** START THE RECORDS **
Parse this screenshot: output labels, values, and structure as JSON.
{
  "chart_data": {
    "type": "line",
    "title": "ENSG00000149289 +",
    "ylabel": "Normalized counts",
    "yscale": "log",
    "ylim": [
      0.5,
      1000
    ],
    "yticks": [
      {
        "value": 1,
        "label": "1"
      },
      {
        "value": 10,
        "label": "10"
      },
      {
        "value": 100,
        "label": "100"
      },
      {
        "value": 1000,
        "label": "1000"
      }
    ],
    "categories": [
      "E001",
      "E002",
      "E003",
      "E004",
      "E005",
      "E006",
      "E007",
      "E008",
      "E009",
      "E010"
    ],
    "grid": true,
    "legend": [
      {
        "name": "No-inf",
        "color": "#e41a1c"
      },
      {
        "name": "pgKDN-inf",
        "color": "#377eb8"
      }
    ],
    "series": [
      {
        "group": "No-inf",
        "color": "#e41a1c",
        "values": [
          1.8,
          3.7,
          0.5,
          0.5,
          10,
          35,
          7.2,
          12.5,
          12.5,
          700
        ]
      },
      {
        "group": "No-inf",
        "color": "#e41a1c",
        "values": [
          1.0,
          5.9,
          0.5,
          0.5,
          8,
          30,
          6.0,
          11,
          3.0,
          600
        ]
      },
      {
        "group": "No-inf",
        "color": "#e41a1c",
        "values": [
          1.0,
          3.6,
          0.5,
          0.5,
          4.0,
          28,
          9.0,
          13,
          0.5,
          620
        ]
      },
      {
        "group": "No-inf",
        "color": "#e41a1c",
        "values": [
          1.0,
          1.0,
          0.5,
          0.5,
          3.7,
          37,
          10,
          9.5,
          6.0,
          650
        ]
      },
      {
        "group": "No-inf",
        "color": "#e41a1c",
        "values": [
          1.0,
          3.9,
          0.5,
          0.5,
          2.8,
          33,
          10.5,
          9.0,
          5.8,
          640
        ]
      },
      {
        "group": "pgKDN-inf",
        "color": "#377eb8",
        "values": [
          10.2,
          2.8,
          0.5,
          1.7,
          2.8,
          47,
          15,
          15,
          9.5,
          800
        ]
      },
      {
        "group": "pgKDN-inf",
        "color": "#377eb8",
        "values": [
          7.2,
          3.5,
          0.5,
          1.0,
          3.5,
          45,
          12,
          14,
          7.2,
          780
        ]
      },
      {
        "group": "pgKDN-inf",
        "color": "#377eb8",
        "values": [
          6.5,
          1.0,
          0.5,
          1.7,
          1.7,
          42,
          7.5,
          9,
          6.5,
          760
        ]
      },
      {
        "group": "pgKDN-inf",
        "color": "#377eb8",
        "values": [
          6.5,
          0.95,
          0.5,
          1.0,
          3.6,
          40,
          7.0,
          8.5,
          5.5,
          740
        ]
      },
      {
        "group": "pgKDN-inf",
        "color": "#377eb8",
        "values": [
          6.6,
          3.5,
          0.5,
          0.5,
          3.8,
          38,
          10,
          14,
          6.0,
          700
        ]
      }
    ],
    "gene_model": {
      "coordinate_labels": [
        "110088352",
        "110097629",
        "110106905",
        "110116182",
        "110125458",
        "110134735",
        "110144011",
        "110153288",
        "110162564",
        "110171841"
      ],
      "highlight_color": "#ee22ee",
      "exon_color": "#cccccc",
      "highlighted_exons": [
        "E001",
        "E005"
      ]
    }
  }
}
** END THE RECORDS **
▶ **TASK DETAILS**:
Every entry should be output exactly as written, please.

▶ **SOLVED PROBLEM**:
Parse this screenshot: output labels, values, and structure as JSON.
{
  "chart_data": {
    "type": "line",
    "title": "ENSG00000149289 +",
    "ylabel": "Normalized counts",
    "yscale": "log",
    "ylim": [
      0.5,
      1000
    ],
    "yticks": [
      {
        "value": 1,
        "label": "1"
      },
      {
        "value": 10,
        "label": "10"
      },
      {
        "value": 100,
        "label": "100"
      },
      {
        "value": 1000,
        "label": "1000"
      }
    ],
    "categories": [
      "E001",
      "E002",
      "E003",
      "E004",
      "E005",
      "E006",
      "E007",
      "E008",
      "E009",
      "E010"
    ],
    "grid": true,
    "legend": [
      {
        "name": "No-inf",
        "color": "#e41a1c"
      },
      {
        "name": "pgKDN-inf",
        "color": "#377eb8"
      }
    ],
    "series": [
      {
        "group": "No-inf",
        "color": "#e41a1c",
        "values": [
          1.8,
          3.7,
          0.5,
          0.5,
          10,
          35,
          7.2,
          12.5,
          12.5,
          700
        ]
      },
      {
        "group": "No-inf",
        "color": "#e41a1c",
        "values": [
          1.0,
          5.9,
          0.5,
          0.5,
          8,
          30,
          6.0,
          11,
          3.0,
          600
        ]
      },
      {
        "group": "No-inf",
        "color": "#e41a1c",
        "values": [
          1.0,
          3.6,
          0.5,
          0.5,
          4.0,
          28,
          9.0,
          13,
          0.5,
          620
        ]
      },
      {
        "group": "No-inf",
        "color": "#e41a1c",
        "values": [
          1.0,
          1.0,
          0.5,
          0.5,
          3.7,
          37,
          10,
          9.5,
          6.0,
          650
        ]
      },
      {
        "group": "No-inf",
        "color": "#e41a1c",
        "values": [
          1.0,
          3.9,
          0.5,
          0.5,
          2.8,
          33,
          10.5,
          9.0,
          5.8,
          640
        ]
      },
      {
        "group": "pgKDN-inf",
        "color": "#377eb8",
        "values": [
          10.2,
          2.8,
          0.5,
          1.7,
          2.8,
          47,
          15,
          15,
          9.5,
          800
        ]
      },
      {
        "group": "pgKDN-inf",
        "color": "#377eb8",
        "values": [
          7.2,
          3.5,
          0.5,
          1.0,
          3.5,
          45,
          12,
          14,
          7.2,
          780
        ]
      },
      {
        "group": "pgKDN-inf",
        "color": "#377eb8",
        "values": [
          6.5,
          1.0,
          0.5,
          1.7,
          1.7,
          42,
          7.5,
          9,
          6.5,
          760
        ]
      },
      {
        "group": "pgKDN-inf",
        "color": "#377eb8",
        "values": [
          6.5,
          0.95,
          0.5,
          1.0,
          3.6,
          40,
          7.0,
          8.5,
          5.5,
          740
        ]
      },
      {
        "group": "pgKDN-inf",
        "color": "#377eb8",
        "values": [
          6.6,
          3.5,
          0.5,
          0.5,
          3.8,
          38,
          10,
          14,
          6.0,
          700
        ]
      }
    ],
    "gene_model": {
      "coordinate_labels": [
        "110088352",
        "110097629",
        "110106905",
        "110116182",
        "110125458",
        "110134735",
        "110144011",
        "110153288",
        "110162564",
        "110171841"
      ],
      "highlight_color": "#ee22ee",
      "exon_color": "#cccccc",
      "highlighted_exons": [
        "E001",
        "E005"
      ]
    }
  }
}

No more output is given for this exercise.